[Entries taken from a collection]
:::

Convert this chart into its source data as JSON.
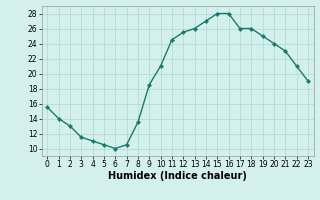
{
  "x": [
    0,
    1,
    2,
    3,
    4,
    5,
    6,
    7,
    8,
    9,
    10,
    11,
    12,
    13,
    14,
    15,
    16,
    17,
    18,
    19,
    20,
    21,
    22,
    23
  ],
  "y": [
    15.5,
    14,
    13,
    11.5,
    11,
    10.5,
    10,
    10.5,
    13.5,
    18.5,
    21,
    24.5,
    25.5,
    26,
    27,
    28,
    28,
    26,
    26,
    25,
    24,
    23,
    21,
    19
  ],
  "line_color": "#1a7a6e",
  "marker": "D",
  "marker_size": 2.0,
  "background_color": "#d4f0ec",
  "grid_color": "#b0d8d4",
  "xlabel": "Humidex (Indice chaleur)",
  "xlabel_fontsize": 7,
  "xlim": [
    -0.5,
    23.5
  ],
  "ylim": [
    9,
    29
  ],
  "yticks": [
    10,
    12,
    14,
    16,
    18,
    20,
    22,
    24,
    26,
    28
  ],
  "xticks": [
    0,
    1,
    2,
    3,
    4,
    5,
    6,
    7,
    8,
    9,
    10,
    11,
    12,
    13,
    14,
    15,
    16,
    17,
    18,
    19,
    20,
    21,
    22,
    23
  ],
  "tick_fontsize": 5.5,
  "linewidth": 1.0
}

:::

* [THE EXERCISE]
Extract the full listing above verbatim; pictures are to be left out of the copy.

* [FINISHED TASK]
Convert this chart into its source data as JSON.
{
  "x": [
    0,
    1,
    2,
    3,
    4,
    5,
    6,
    7,
    8,
    9,
    10,
    11,
    12,
    13,
    14,
    15,
    16,
    17,
    18,
    19,
    20,
    21,
    22,
    23
  ],
  "y": [
    15.5,
    14,
    13,
    11.5,
    11,
    10.5,
    10,
    10.5,
    13.5,
    18.5,
    21,
    24.5,
    25.5,
    26,
    27,
    28,
    28,
    26,
    26,
    25,
    24,
    23,
    21,
    19
  ],
  "line_color": "#1a7a6e",
  "marker": "D",
  "marker_size": 2.0,
  "background_color": "#d4f0ec",
  "grid_color": "#b0d8d4",
  "xlabel": "Humidex (Indice chaleur)",
  "xlabel_fontsize": 7,
  "xlim": [
    -0.5,
    23.5
  ],
  "ylim": [
    9,
    29
  ],
  "yticks": [
    10,
    12,
    14,
    16,
    18,
    20,
    22,
    24,
    26,
    28
  ],
  "xticks": [
    0,
    1,
    2,
    3,
    4,
    5,
    6,
    7,
    8,
    9,
    10,
    11,
    12,
    13,
    14,
    15,
    16,
    17,
    18,
    19,
    20,
    21,
    22,
    23
  ],
  "tick_fontsize": 5.5,
  "linewidth": 1.0
}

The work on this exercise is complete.